Element location listings —
:::
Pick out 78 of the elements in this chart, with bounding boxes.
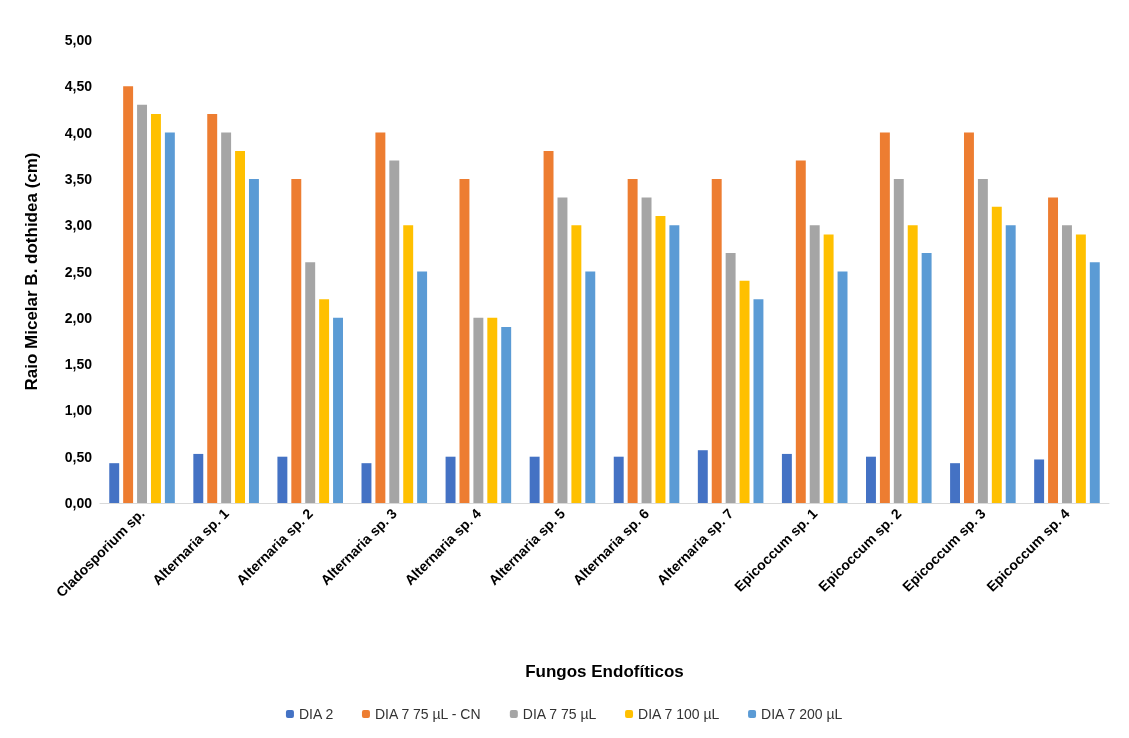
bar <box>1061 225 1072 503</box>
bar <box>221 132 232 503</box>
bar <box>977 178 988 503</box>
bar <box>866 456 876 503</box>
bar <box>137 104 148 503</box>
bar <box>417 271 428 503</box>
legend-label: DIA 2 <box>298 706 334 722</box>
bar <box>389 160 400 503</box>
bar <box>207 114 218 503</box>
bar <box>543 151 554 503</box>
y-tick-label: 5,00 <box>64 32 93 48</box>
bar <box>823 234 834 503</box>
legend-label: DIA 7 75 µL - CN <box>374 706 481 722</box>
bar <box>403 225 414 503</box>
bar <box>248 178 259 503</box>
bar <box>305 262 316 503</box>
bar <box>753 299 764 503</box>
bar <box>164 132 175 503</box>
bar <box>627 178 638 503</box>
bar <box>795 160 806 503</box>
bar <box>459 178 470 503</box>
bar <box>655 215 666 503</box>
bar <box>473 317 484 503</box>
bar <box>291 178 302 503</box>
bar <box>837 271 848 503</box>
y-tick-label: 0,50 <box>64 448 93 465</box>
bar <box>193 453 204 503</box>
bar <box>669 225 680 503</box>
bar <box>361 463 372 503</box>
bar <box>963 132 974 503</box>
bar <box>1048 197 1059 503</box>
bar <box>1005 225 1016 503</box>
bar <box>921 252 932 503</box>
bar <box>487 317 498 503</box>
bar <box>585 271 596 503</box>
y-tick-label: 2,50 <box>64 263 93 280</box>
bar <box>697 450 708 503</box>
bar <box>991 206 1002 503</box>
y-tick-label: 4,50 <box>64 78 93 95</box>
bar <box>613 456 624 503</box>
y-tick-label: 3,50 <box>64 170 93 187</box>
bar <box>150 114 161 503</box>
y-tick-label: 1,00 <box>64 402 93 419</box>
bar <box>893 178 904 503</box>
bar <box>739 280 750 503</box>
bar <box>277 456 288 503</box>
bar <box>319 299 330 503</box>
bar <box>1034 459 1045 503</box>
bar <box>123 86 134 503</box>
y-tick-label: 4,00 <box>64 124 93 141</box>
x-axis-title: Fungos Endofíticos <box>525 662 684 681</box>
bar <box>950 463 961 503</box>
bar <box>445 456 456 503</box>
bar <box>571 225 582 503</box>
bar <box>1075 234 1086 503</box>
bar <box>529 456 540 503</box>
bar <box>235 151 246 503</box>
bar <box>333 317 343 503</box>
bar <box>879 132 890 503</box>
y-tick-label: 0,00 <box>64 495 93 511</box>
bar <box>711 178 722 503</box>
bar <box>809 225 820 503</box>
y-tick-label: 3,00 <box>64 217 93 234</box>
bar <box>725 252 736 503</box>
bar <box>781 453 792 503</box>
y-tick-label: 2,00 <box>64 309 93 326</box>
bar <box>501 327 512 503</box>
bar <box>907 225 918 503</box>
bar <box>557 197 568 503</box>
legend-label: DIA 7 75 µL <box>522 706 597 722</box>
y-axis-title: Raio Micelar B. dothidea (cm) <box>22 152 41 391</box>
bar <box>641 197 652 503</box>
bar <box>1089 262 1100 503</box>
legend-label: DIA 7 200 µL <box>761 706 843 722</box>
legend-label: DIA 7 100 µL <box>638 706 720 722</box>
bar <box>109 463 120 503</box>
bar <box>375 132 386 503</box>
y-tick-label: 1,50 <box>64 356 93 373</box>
:::
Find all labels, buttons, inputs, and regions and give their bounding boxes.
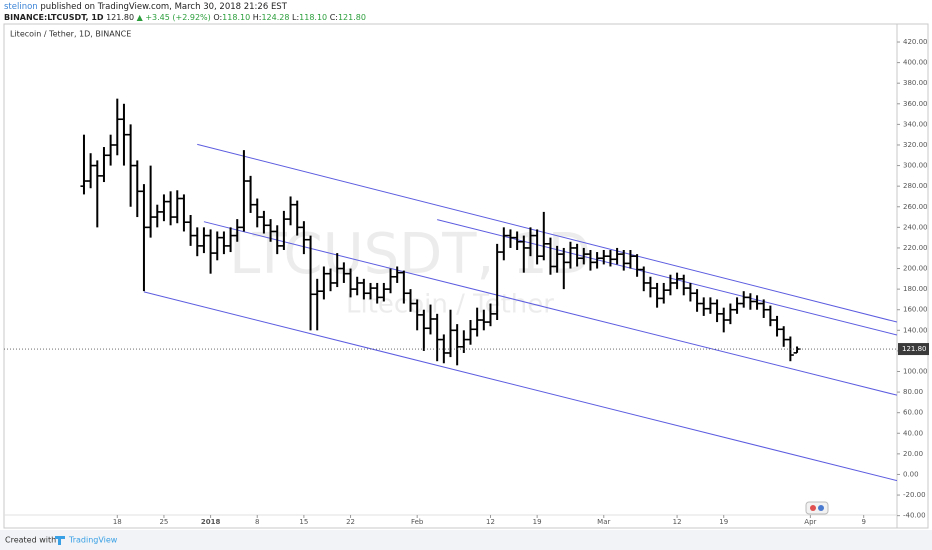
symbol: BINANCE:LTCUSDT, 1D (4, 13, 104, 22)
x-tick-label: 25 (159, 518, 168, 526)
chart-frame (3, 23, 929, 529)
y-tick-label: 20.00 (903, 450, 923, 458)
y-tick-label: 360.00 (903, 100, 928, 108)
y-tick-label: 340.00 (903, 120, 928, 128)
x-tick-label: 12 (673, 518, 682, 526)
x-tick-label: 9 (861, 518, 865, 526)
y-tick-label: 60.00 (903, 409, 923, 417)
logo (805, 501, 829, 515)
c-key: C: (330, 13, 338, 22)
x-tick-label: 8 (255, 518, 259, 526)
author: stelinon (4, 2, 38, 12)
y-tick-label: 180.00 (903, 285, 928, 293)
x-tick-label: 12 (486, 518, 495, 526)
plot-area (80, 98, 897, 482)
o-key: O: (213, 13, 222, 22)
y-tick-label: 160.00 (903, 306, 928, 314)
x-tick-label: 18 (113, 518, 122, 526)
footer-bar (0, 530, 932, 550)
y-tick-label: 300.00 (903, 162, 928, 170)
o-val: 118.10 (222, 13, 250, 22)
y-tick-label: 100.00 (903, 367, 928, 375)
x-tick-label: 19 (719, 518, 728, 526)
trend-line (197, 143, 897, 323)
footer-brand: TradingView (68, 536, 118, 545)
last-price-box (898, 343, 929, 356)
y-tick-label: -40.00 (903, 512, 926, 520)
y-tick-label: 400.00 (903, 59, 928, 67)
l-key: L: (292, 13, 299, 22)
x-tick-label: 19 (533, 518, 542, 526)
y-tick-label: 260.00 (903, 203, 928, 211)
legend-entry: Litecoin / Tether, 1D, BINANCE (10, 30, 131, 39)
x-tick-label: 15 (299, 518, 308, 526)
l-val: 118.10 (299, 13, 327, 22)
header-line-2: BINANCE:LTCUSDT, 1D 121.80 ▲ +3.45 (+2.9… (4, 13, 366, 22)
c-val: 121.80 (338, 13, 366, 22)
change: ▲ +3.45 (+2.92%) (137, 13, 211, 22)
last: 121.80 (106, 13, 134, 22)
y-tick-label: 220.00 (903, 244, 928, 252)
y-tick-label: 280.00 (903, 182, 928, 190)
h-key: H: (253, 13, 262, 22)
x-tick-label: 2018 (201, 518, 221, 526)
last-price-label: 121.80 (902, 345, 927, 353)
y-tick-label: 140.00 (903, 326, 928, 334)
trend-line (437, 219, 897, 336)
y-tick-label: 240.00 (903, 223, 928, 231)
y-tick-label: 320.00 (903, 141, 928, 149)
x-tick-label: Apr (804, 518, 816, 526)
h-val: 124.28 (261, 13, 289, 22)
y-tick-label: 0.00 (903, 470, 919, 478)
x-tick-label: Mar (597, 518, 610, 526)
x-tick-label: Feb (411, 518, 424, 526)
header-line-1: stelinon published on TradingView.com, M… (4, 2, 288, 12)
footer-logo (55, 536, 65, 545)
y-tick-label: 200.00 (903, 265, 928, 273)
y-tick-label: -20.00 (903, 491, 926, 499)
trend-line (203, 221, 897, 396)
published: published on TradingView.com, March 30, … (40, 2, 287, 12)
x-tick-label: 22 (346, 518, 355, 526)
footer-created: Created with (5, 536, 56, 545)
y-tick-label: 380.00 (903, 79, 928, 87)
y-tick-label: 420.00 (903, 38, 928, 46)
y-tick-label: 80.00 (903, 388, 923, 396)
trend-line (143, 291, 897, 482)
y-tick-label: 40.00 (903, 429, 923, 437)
:::
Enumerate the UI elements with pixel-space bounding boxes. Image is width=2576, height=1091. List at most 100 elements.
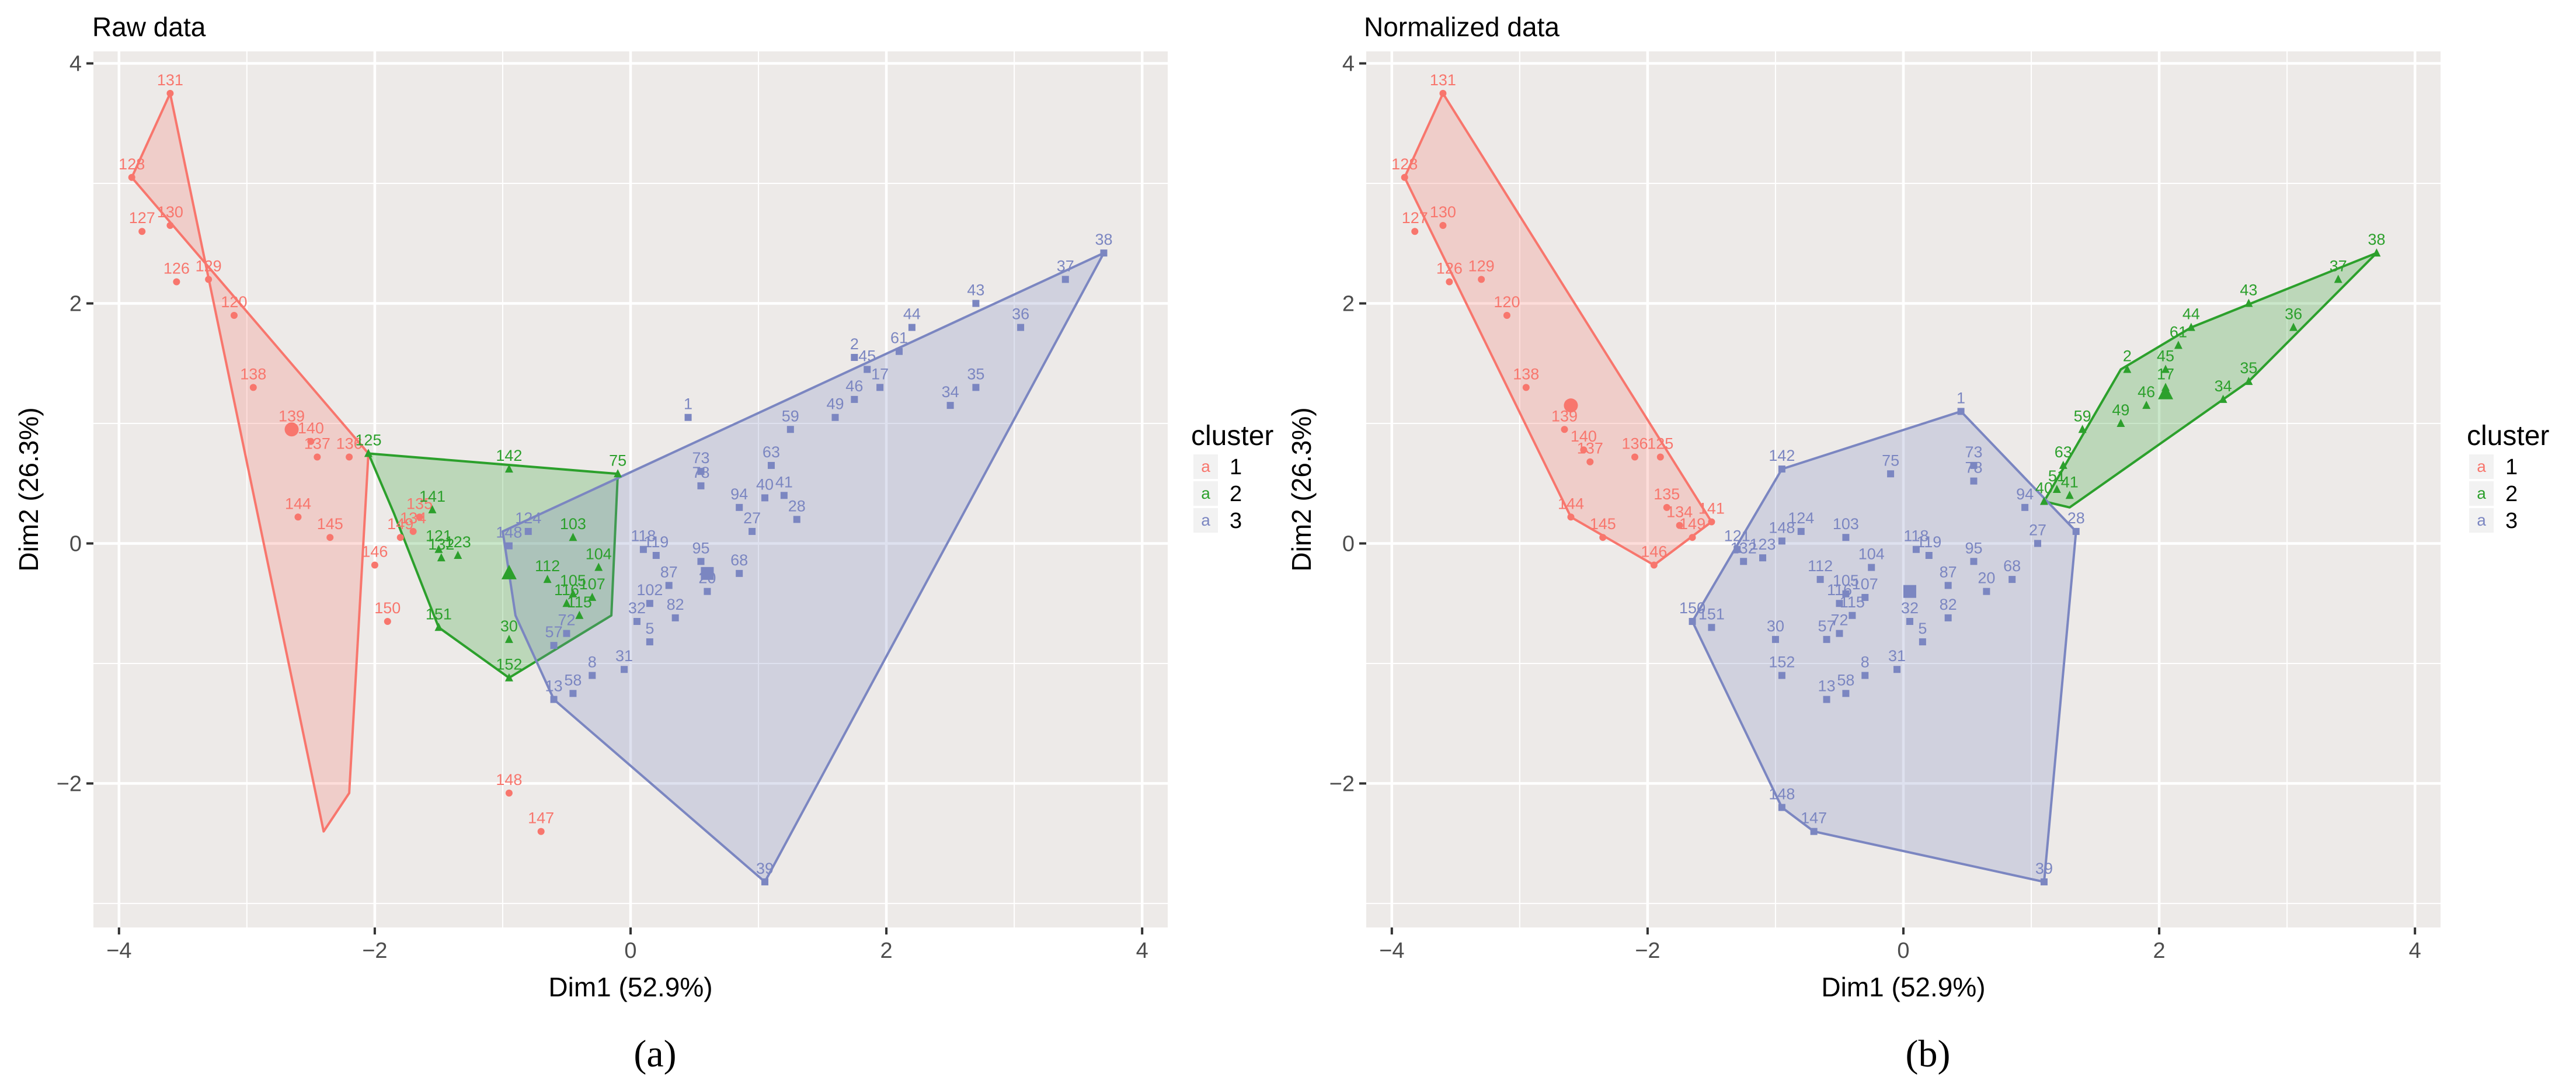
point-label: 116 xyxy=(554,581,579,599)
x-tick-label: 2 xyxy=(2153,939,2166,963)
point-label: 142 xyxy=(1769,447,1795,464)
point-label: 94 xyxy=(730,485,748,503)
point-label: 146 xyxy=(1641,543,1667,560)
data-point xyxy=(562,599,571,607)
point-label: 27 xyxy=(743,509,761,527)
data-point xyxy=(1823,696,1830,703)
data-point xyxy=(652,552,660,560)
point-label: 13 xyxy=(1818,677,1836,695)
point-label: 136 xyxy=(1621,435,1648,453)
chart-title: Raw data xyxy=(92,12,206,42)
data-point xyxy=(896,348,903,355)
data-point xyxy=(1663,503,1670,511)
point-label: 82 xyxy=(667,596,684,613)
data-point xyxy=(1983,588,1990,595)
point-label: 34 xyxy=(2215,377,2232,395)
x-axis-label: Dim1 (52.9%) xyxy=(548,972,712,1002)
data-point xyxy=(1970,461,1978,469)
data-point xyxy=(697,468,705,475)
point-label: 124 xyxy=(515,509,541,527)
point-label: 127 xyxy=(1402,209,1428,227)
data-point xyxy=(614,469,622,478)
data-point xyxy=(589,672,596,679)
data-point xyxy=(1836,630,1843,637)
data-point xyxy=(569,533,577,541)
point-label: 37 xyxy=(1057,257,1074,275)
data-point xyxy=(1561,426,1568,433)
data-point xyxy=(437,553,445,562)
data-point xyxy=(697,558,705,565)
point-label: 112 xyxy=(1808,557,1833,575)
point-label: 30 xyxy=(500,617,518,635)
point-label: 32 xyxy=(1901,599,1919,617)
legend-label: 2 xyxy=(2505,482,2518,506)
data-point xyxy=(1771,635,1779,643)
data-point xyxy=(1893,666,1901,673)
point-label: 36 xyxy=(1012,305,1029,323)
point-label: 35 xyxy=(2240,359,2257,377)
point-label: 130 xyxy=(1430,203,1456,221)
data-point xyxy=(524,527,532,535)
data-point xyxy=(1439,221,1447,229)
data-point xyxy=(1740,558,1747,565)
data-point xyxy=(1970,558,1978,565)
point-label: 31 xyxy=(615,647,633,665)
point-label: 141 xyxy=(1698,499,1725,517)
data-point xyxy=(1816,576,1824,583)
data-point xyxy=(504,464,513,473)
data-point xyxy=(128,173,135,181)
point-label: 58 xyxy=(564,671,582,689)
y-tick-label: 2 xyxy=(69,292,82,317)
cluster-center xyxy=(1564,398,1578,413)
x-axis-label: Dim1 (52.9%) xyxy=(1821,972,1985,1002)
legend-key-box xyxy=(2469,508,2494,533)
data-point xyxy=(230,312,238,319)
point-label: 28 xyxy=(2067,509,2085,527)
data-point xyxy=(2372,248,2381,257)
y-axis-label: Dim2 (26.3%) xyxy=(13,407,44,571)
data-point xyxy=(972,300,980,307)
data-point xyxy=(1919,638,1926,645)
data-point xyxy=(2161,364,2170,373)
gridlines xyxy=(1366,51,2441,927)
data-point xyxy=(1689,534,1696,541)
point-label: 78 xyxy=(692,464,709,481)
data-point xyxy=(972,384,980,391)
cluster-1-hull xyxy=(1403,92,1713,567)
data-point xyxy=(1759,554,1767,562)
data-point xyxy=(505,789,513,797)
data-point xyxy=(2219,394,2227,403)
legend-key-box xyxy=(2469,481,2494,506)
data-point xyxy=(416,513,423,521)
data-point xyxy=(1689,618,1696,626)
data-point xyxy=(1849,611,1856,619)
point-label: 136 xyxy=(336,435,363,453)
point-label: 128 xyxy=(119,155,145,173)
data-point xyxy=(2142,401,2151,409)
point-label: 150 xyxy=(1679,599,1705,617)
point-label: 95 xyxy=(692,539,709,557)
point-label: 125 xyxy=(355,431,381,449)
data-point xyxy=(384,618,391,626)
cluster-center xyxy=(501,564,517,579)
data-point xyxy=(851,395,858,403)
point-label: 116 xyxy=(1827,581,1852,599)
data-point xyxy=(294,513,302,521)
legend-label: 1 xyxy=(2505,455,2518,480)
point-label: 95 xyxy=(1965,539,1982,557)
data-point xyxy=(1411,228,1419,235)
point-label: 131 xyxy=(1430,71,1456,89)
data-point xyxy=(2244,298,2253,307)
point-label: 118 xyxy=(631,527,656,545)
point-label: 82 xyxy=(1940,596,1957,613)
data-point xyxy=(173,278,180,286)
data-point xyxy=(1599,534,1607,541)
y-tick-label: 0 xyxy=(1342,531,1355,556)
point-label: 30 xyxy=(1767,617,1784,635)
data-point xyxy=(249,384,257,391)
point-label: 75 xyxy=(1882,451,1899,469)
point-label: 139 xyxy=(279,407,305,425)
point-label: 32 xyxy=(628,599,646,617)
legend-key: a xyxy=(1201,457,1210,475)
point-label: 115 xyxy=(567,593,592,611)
:::
What to work on —
Turn the stretch from the line containing "point-label: 116 xyxy=(554,581,579,599)" through the line containing "point-label: 32 xyxy=(1901,599,1919,617)" into a numbered list, leaving out any blank lines.

Exercise solution —
1. point-label: 116 xyxy=(554,581,579,599)
2. x-tick-label: 2 xyxy=(2153,939,2166,963)
3. point-label: 142 xyxy=(1769,447,1795,464)
4. point-label: 94 xyxy=(730,485,748,503)
5. point-label: 146 xyxy=(1641,543,1667,560)
6. data-point xyxy=(562,599,571,607)
7. point-label: 27 xyxy=(743,509,761,527)
8. data-point xyxy=(1823,696,1830,703)
9. data-point xyxy=(652,552,660,560)
10. point-label: 13 xyxy=(1818,677,1836,695)
11. point-label: 136 xyxy=(1621,435,1648,453)
12. chart-title: Raw data xyxy=(92,12,206,42)
13. data-point xyxy=(896,348,903,355)
14. data-point xyxy=(1663,503,1670,511)
15. point-label: 82 xyxy=(667,596,684,613)
16. data-point xyxy=(1983,588,1990,595)
17. point-label: 34 xyxy=(2215,377,2232,395)
18. x-axis-label: Dim1 (52.9%) xyxy=(548,972,712,1002)
19. data-point xyxy=(1970,461,1978,469)
20. data-point xyxy=(697,468,705,475)
21. point-label: 124 xyxy=(515,509,541,527)
22. point-label: 127 xyxy=(1402,209,1428,227)
23. data-point xyxy=(614,469,622,478)
24. data-point xyxy=(589,672,596,679)
25. data-point xyxy=(1836,630,1843,637)
26. data-point xyxy=(569,533,577,541)
27. point-label: 37 xyxy=(1057,257,1074,275)
28. data-point xyxy=(1561,426,1568,433)
29. data-point xyxy=(437,553,445,562)
30. data-point xyxy=(697,558,705,565)
31. point-label: 112 xyxy=(1808,557,1833,575)
32. point-label: 30 xyxy=(500,617,518,635)
33. point-label: 32 xyxy=(1901,599,1919,617)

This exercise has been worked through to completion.